## Material supplied
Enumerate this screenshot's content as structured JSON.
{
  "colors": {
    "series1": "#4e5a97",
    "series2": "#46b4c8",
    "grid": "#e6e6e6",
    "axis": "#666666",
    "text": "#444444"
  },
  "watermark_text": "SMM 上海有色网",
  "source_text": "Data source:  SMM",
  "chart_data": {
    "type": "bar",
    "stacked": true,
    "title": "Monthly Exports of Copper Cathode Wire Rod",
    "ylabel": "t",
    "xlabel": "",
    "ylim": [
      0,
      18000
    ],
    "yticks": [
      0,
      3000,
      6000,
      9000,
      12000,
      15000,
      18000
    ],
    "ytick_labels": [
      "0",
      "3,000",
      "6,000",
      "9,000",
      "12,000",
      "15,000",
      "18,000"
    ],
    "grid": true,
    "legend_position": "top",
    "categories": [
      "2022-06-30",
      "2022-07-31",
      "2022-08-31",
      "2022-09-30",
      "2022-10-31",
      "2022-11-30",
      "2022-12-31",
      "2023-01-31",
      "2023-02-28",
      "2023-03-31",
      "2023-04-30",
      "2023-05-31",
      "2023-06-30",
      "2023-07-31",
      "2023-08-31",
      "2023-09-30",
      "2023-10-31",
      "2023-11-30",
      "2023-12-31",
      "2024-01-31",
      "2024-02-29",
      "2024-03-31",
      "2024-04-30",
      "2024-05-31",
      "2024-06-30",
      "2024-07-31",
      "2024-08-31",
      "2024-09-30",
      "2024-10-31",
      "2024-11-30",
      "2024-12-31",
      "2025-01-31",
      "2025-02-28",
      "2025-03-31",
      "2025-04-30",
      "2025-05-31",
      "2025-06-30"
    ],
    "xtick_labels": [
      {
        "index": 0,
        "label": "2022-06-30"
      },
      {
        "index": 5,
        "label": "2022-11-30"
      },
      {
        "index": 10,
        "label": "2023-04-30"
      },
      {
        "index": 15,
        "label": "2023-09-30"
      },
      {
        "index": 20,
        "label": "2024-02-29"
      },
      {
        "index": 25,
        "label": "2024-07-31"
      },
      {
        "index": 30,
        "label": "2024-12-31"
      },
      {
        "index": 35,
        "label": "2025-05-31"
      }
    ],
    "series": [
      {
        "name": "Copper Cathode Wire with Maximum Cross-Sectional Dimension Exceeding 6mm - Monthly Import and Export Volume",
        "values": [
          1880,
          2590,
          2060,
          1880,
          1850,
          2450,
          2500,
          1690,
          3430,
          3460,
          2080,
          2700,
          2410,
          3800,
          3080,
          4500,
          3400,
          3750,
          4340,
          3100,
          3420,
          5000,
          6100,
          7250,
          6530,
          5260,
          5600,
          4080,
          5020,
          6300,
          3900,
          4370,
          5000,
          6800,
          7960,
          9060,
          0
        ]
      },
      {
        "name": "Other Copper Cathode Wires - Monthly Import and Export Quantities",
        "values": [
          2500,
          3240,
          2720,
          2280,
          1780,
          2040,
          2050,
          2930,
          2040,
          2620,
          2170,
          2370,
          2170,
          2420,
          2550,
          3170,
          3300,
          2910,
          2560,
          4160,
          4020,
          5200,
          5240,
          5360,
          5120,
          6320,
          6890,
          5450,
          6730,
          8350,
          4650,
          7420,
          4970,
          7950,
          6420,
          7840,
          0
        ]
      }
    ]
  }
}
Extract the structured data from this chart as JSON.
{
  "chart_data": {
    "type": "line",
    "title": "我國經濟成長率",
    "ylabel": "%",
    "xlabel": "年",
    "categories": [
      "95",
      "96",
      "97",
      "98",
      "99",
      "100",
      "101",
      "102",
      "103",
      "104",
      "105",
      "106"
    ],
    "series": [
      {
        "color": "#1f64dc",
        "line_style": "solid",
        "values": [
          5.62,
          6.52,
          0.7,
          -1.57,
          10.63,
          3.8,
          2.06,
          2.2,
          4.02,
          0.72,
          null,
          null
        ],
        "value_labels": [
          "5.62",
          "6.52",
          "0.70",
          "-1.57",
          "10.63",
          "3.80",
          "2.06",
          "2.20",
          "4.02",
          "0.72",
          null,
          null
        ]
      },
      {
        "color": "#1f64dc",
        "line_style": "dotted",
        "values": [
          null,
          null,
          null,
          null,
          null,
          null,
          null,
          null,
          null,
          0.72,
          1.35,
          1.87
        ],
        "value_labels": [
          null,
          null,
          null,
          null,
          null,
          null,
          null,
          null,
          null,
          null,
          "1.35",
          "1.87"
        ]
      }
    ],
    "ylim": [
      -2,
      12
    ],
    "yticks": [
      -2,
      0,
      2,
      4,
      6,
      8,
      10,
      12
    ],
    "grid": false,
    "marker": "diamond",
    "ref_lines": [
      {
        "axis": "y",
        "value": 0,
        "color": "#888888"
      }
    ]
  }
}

## Your objective
Output each entry precisely as given.

## Worked answer
Enumerate this screenshot's content as structured JSON.
{
  "colors": {
    "series1": "#4e5a97",
    "series2": "#46b4c8",
    "grid": "#e6e6e6",
    "axis": "#666666",
    "text": "#444444"
  },
  "watermark_text": "SMM 上海有色网",
  "source_text": "Data source:  SMM",
  "chart_data": {
    "type": "bar",
    "stacked": true,
    "title": "Monthly Exports of Copper Cathode Wire Rod",
    "ylabel": "t",
    "xlabel": "",
    "ylim": [
      0,
      18000
    ],
    "yticks": [
      0,
      3000,
      6000,
      9000,
      12000,
      15000,
      18000
    ],
    "ytick_labels": [
      "0",
      "3,000",
      "6,000",
      "9,000",
      "12,000",
      "15,000",
      "18,000"
    ],
    "grid": true,
    "legend_position": "top",
    "categories": [
      "2022-06-30",
      "2022-07-31",
      "2022-08-31",
      "2022-09-30",
      "2022-10-31",
      "2022-11-30",
      "2022-12-31",
      "2023-01-31",
      "2023-02-28",
      "2023-03-31",
      "2023-04-30",
      "2023-05-31",
      "2023-06-30",
      "2023-07-31",
      "2023-08-31",
      "2023-09-30",
      "2023-10-31",
      "2023-11-30",
      "2023-12-31",
      "2024-01-31",
      "2024-02-29",
      "2024-03-31",
      "2024-04-30",
      "2024-05-31",
      "2024-06-30",
      "2024-07-31",
      "2024-08-31",
      "2024-09-30",
      "2024-10-31",
      "2024-11-30",
      "2024-12-31",
      "2025-01-31",
      "2025-02-28",
      "2025-03-31",
      "2025-04-30",
      "2025-05-31",
      "2025-06-30"
    ],
    "xtick_labels": [
      {
        "index": 0,
        "label": "2022-06-30"
      },
      {
        "index": 5,
        "label": "2022-11-30"
      },
      {
        "index": 10,
        "label": "2023-04-30"
      },
      {
        "index": 15,
        "label": "2023-09-30"
      },
      {
        "index": 20,
        "label": "2024-02-29"
      },
      {
        "index": 25,
        "label": "2024-07-31"
      },
      {
        "index": 30,
        "label": "2024-12-31"
      },
      {
        "index": 35,
        "label": "2025-05-31"
      }
    ],
    "series": [
      {
        "name": "Copper Cathode Wire with Maximum Cross-Sectional Dimension Exceeding 6mm - Monthly Import and Export Volume",
        "values": [
          1880,
          2590,
          2060,
          1880,
          1850,
          2450,
          2500,
          1690,
          3430,
          3460,
          2080,
          2700,
          2410,
          3800,
          3080,
          4500,
          3400,
          3750,
          4340,
          3100,
          3420,
          5000,
          6100,
          7250,
          6530,
          5260,
          5600,
          4080,
          5020,
          6300,
          3900,
          4370,
          5000,
          6800,
          7960,
          9060,
          0
        ]
      },
      {
        "name": "Other Copper Cathode Wires - Monthly Import and Export Quantities",
        "values": [
          2500,
          3240,
          2720,
          2280,
          1780,
          2040,
          2050,
          2930,
          2040,
          2620,
          2170,
          2370,
          2170,
          2420,
          2550,
          3170,
          3300,
          2910,
          2560,
          4160,
          4020,
          5200,
          5240,
          5360,
          5120,
          6320,
          6890,
          5450,
          6730,
          8350,
          4650,
          7420,
          4970,
          7950,
          6420,
          7840,
          0
        ]
      }
    ]
  }
}
Extract the structured data from this chart as JSON.
{
  "chart_data": {
    "type": "line",
    "title": "我國經濟成長率",
    "ylabel": "%",
    "xlabel": "年",
    "categories": [
      "95",
      "96",
      "97",
      "98",
      "99",
      "100",
      "101",
      "102",
      "103",
      "104",
      "105",
      "106"
    ],
    "series": [
      {
        "color": "#1f64dc",
        "line_style": "solid",
        "values": [
          5.62,
          6.52,
          0.7,
          -1.57,
          10.63,
          3.8,
          2.06,
          2.2,
          4.02,
          0.72,
          null,
          null
        ],
        "value_labels": [
          "5.62",
          "6.52",
          "0.70",
          "-1.57",
          "10.63",
          "3.80",
          "2.06",
          "2.20",
          "4.02",
          "0.72",
          null,
          null
        ]
      },
      {
        "color": "#1f64dc",
        "line_style": "dotted",
        "values": [
          null,
          null,
          null,
          null,
          null,
          null,
          null,
          null,
          null,
          0.72,
          1.35,
          1.87
        ],
        "value_labels": [
          null,
          null,
          null,
          null,
          null,
          null,
          null,
          null,
          null,
          null,
          "1.35",
          "1.87"
        ]
      }
    ],
    "ylim": [
      -2,
      12
    ],
    "yticks": [
      -2,
      0,
      2,
      4,
      6,
      8,
      10,
      12
    ],
    "grid": false,
    "marker": "diamond",
    "ref_lines": [
      {
        "axis": "y",
        "value": 0,
        "color": "#888888"
      }
    ]
  }
}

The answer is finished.